WHAT IS EXPECTED — Using the entries that follow, state how many lines contain the word "this". The response is that number and nothing more.

SUPPLIED DATA —
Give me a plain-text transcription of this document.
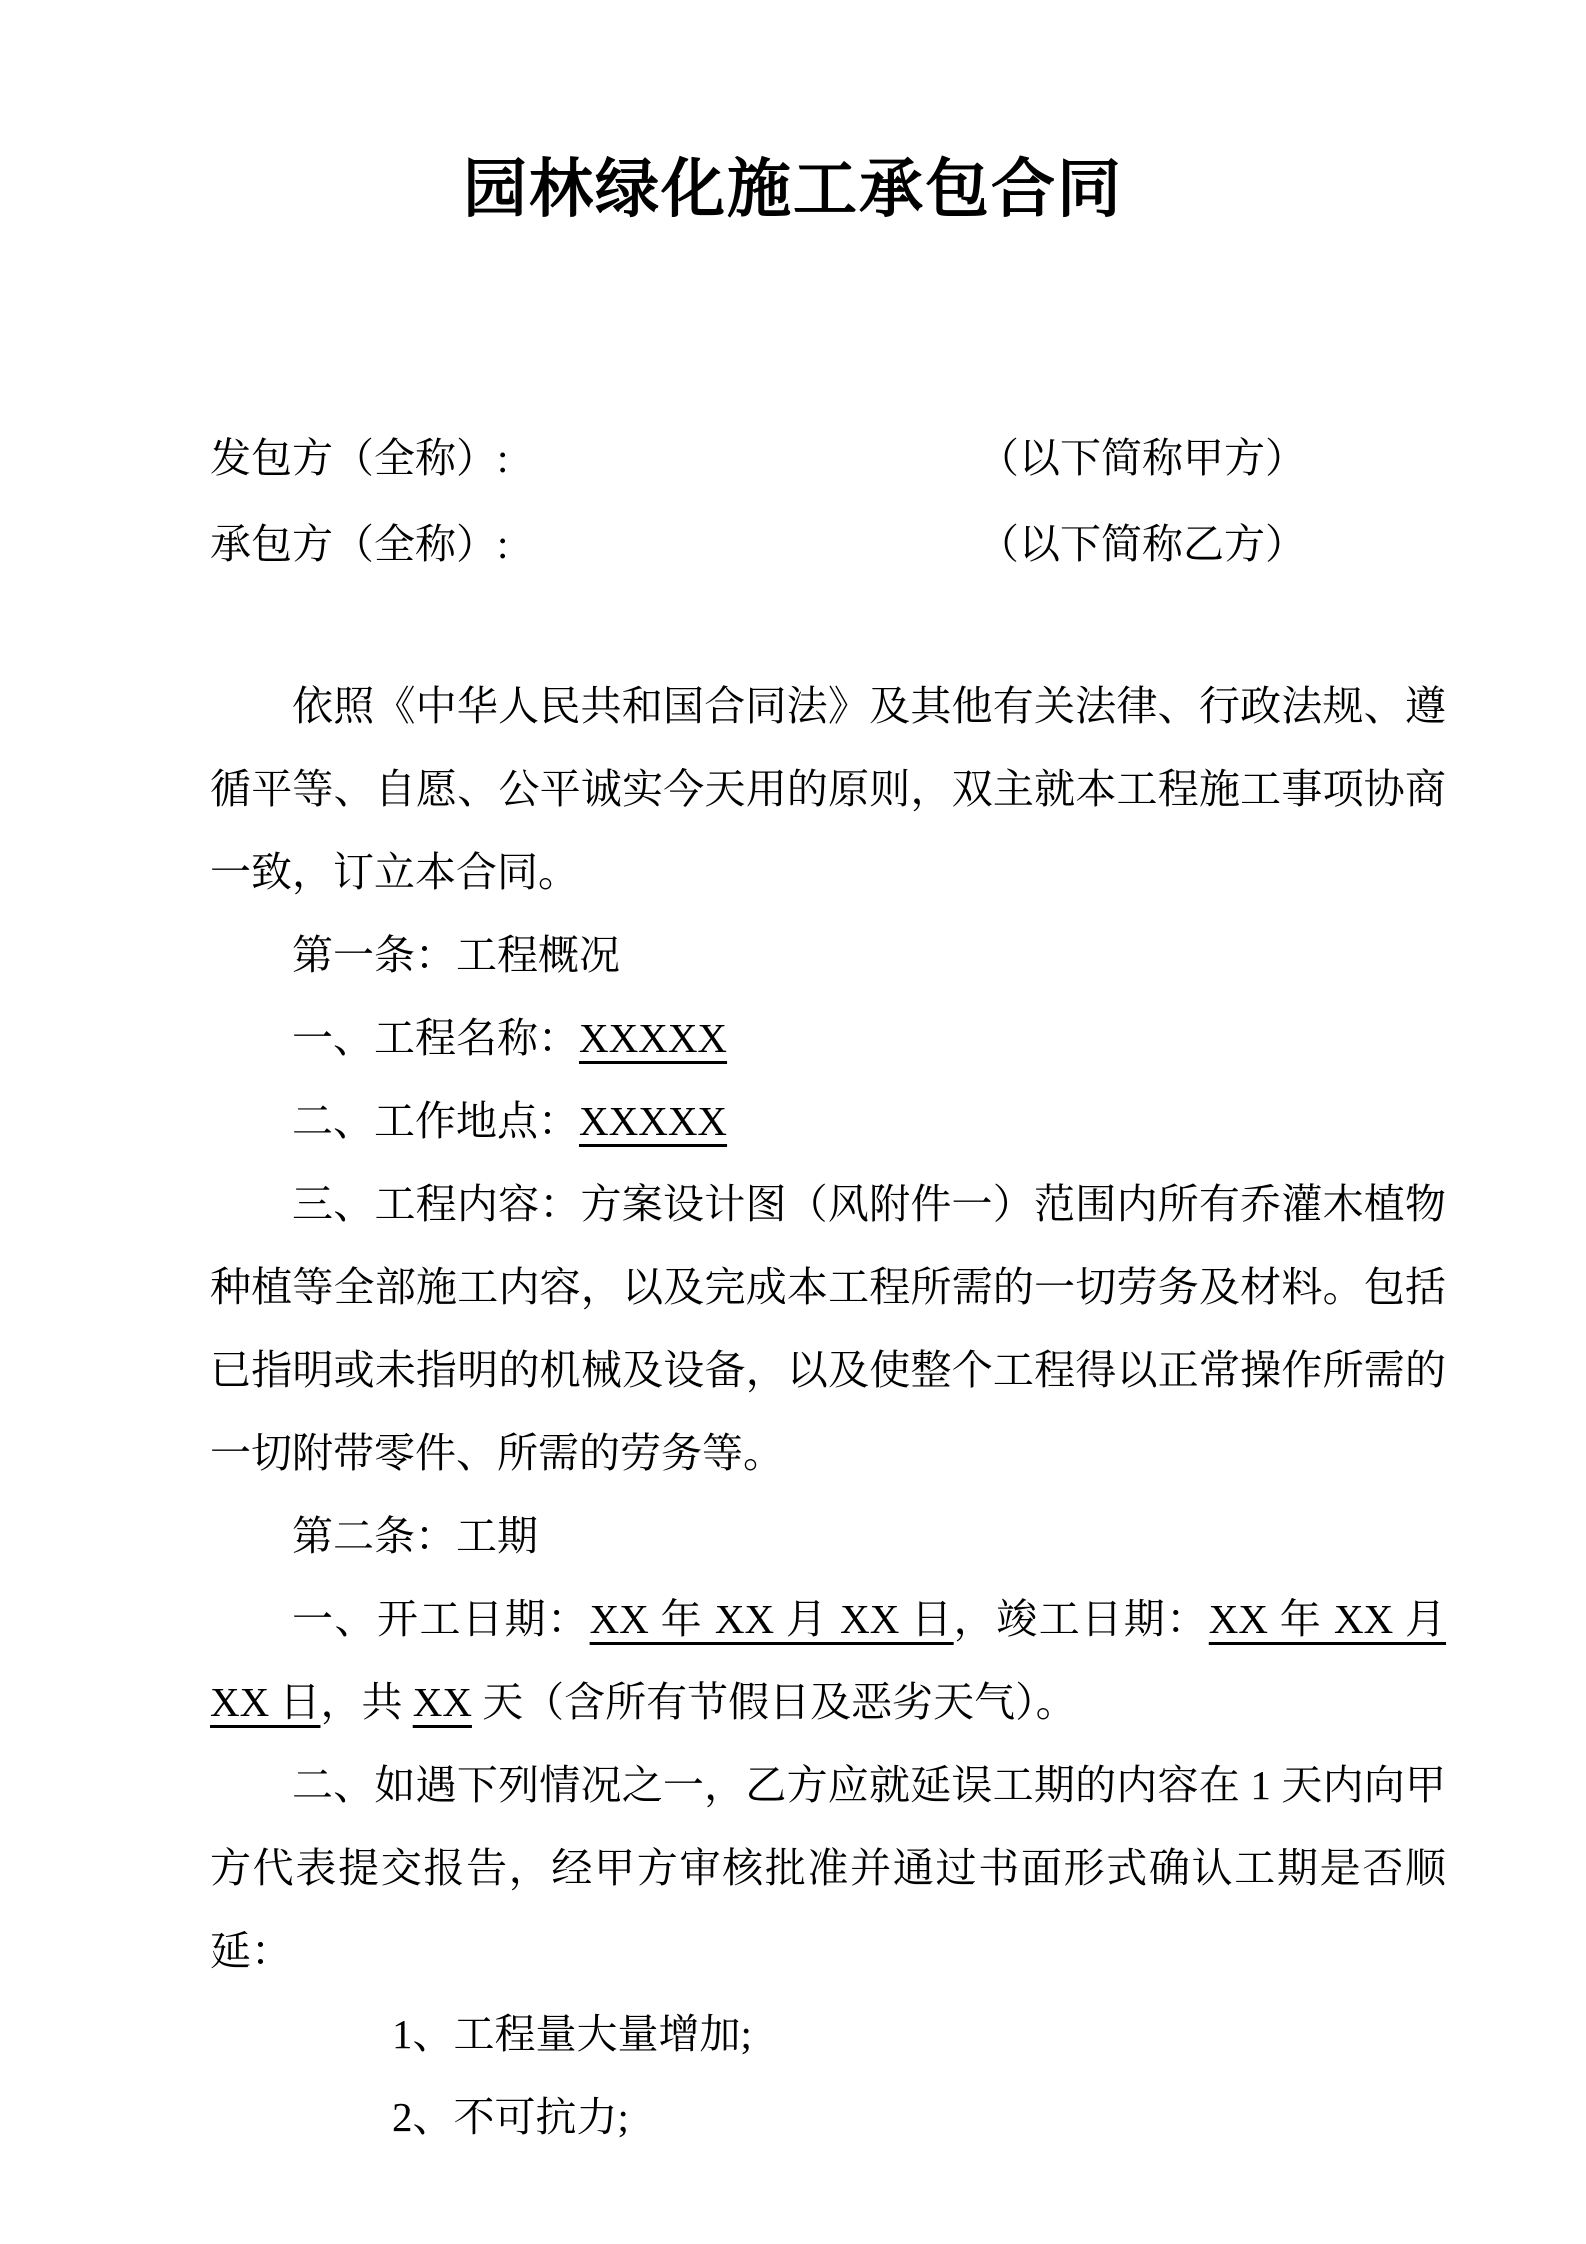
园林绿化施工承包合同
发包方（全称）:	（以下简称甲方）
承包方（全称）:	（以下简称乙方）

依照《中华人民共和国合同法》及其他有关法律、行政法规、遵循平等、自愿、公平诚实今天用的原则，双主就本工程施工事项协商一致，订立本合同。

第一条：工程概况

一、工程名称：XXXXX

二、工作地点：XXXXX

三、工程内容：方案设计图（风附件一）范围内所有乔灌木植物种植等全部施工内容，以及完成本工程所需的一切劳务及材料。包括已指明或未指明的机械及设备，以及使整个工程得以正常操作所需的一切附带零件、所需的劳务等。

第二条：工期

一、开工日期：XX 年 XX 月 XX 日，竣工日期：XX 年 XX 月 XX 日，共 XX 天（含所有节假日及恶劣天气）。

二、如遇下列情况之一，乙方应就延误工期的内容在 1 天内向甲方代表提交报告，经甲方审核批准并通过书面形式确认工期是否顺延：

1、工程量大量增加;

2、不可抗力;
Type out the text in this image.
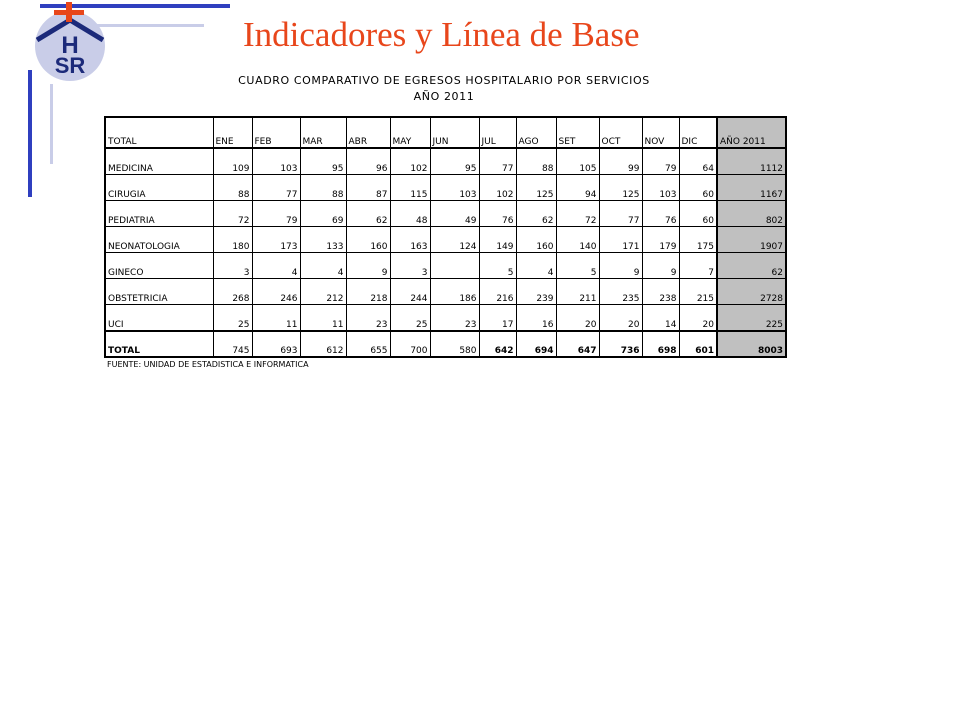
H
SR
Indicadores y Línea de Base
CUADRO COMPARATIVO DE EGRESOS HOSPITALARIO POR SERVICIOS
AÑO 2011
TOTAL	ENE	FEB	MAR	ABR	MAY	JUN	JUL	AGO	SET	OCT	NOV	DIC	AÑO 2011
MEDICINA	109	103	95	96	102	95	77	88	105	99	79	64	1112
CIRUGIA	88	77	88	87	115	103	102	125	94	125	103	60	1167
PEDIATRIA	72	79	69	62	48	49	76	62	72	77	76	60	802
NEONATOLOGIA	180	173	133	160	163	124	149	160	140	171	179	175	1907
GINECO	3	4	4	9	3		5	4	5	9	9	7	62
OBSTETRICIA	268	246	212	218	244	186	216	239	211	235	238	215	2728
UCI	25	11	11	23	25	23	17	16	20	20	14	20	225
TOTAL	745	693	612	655	700	580	642	694	647	736	698	601	8003
FUENTE: UNIDAD DE ESTADISTICA E INFORMATICA
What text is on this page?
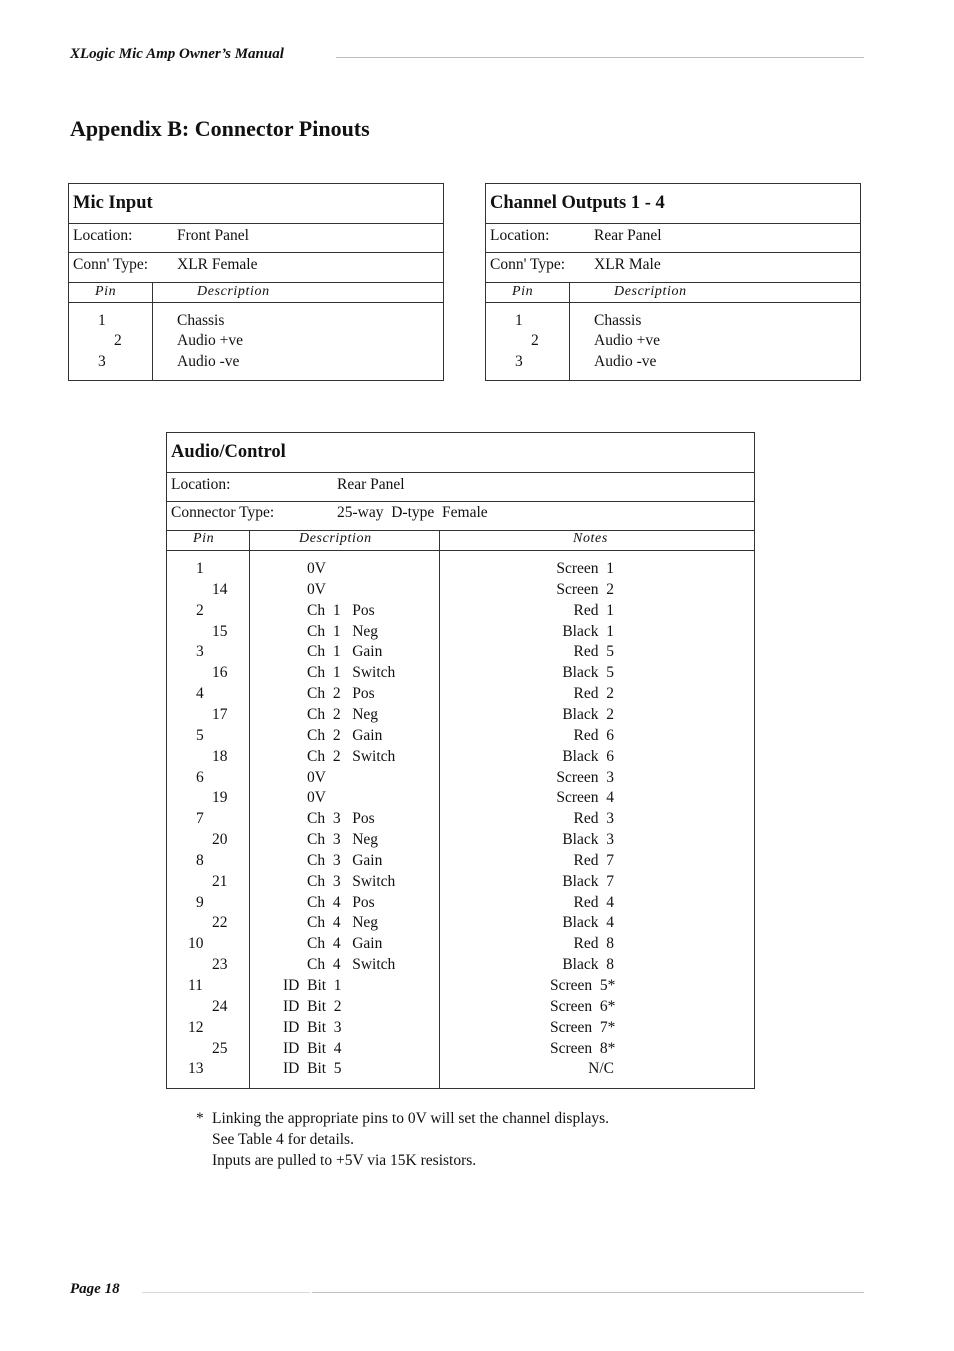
XLogic Mic Amp Owner’s Manual
Appendix B: Connector Pinouts
Mic Input
Location:	Front Panel
Conn' Type: XLR Female
Pin	Description
1	Chassis
2	Audio +ve
3	Audio -ve
Channel Outputs 1 - 4
Location:	Rear Panel
Conn' Type: XLR Male
Pin	Description
1	Chassis
2	Audio +ve
3	Audio -ve
Audio/Control
Location:	Rear Panel
Connector Type:	25-way  D-type  Female
Pin	Description	Notes
1	0V	Screen  1
14	0V	Screen  2
2	Ch  1   Pos	Red  1
15	Ch  1   Neg	Black  1
3	Ch  1   Gain	Red  5
16	Ch  1   Switch	Black  5
4	Ch  2   Pos	Red  2
17	Ch  2   Neg	Black  2
5	Ch  2   Gain	Red  6
18	Ch  2   Switch	Black  6
6	0V	Screen  3
19	0V	Screen  4
7	Ch  3   Pos	Red  3
20	Ch  3   Neg	Black  3
8	Ch  3   Gain	Red  7
21	Ch  3   Switch	Black  7
9	Ch  4   Pos	Red  4
22	Ch  4   Neg	Black  4
10	Ch  4   Gain	Red  8
23	Ch  4   Switch	Black  8
11	ID  Bit  1	Screen  5*
24	ID  Bit  2	Screen  6*
12	ID  Bit  3	Screen  7*
25	ID  Bit  4	Screen  8*
13	ID  Bit  5	N/C
* Linking the appropriate pins to 0V will set the channel displays.
See Table 4 for details.
Inputs are pulled to +5V via 15K resistors.
Page 18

CORRECT RESPONSE — 3